SHORT PROBLEM> All lines from the line containing "Parse this screenshot: output" up to and including the last line of the listing below should be echoed exactly; no other lines belong in the response.

Dataset items>
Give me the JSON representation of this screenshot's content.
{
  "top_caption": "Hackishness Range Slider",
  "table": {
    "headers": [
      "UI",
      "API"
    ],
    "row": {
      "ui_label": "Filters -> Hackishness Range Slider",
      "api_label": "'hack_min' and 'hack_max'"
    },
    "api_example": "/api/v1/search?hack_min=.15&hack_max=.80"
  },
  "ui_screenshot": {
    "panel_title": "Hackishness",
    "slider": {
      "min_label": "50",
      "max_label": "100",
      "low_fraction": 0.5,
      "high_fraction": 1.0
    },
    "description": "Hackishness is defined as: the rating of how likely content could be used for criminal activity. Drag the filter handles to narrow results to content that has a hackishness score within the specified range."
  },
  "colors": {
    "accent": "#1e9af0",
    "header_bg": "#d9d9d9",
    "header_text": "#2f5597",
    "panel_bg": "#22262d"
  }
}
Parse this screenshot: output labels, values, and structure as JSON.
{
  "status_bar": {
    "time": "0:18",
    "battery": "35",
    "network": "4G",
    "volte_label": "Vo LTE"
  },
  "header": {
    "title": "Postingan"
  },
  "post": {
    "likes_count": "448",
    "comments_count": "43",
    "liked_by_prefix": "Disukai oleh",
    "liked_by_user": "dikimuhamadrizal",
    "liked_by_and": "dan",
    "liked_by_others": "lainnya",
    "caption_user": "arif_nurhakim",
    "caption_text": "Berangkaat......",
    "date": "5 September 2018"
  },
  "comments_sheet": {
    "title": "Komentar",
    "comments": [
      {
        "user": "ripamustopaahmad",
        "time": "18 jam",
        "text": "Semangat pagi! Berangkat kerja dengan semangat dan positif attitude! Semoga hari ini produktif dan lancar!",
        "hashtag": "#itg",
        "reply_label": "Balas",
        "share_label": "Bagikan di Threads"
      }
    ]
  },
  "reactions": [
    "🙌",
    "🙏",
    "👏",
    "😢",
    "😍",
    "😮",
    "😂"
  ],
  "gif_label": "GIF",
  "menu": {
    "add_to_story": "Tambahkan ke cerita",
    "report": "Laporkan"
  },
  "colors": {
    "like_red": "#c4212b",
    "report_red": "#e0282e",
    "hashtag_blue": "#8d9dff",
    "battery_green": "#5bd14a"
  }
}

COMPLETE OUTPUT>
Parse this screenshot: output labels, values, and structure as JSON.
{
  "status_bar": {
    "time": "0:18",
    "battery": "35",
    "network": "4G",
    "volte_label": "Vo LTE"
  },
  "header": {
    "title": "Postingan"
  },
  "post": {
    "likes_count": "448",
    "comments_count": "43",
    "liked_by_prefix": "Disukai oleh",
    "liked_by_user": "dikimuhamadrizal",
    "liked_by_and": "dan",
    "liked_by_others": "lainnya",
    "caption_user": "arif_nurhakim",
    "caption_text": "Berangkaat......",
    "date": "5 September 2018"
  },
  "comments_sheet": {
    "title": "Komentar",
    "comments": [
      {
        "user": "ripamustopaahmad",
        "time": "18 jam",
        "text": "Semangat pagi! Berangkat kerja dengan semangat dan positif attitude! Semoga hari ini produktif dan lancar!",
        "hashtag": "#itg",
        "reply_label": "Balas",
        "share_label": "Bagikan di Threads"
      }
    ]
  },
  "reactions": [
    "🙌",
    "🙏",
    "👏",
    "😢",
    "😍",
    "😮",
    "😂"
  ],
  "gif_label": "GIF",
  "menu": {
    "add_to_story": "Tambahkan ke cerita",
    "report": "Laporkan"
  },
  "colors": {
    "like_red": "#c4212b",
    "report_red": "#e0282e",
    "hashtag_blue": "#8d9dff",
    "battery_green": "#5bd14a"
  }
}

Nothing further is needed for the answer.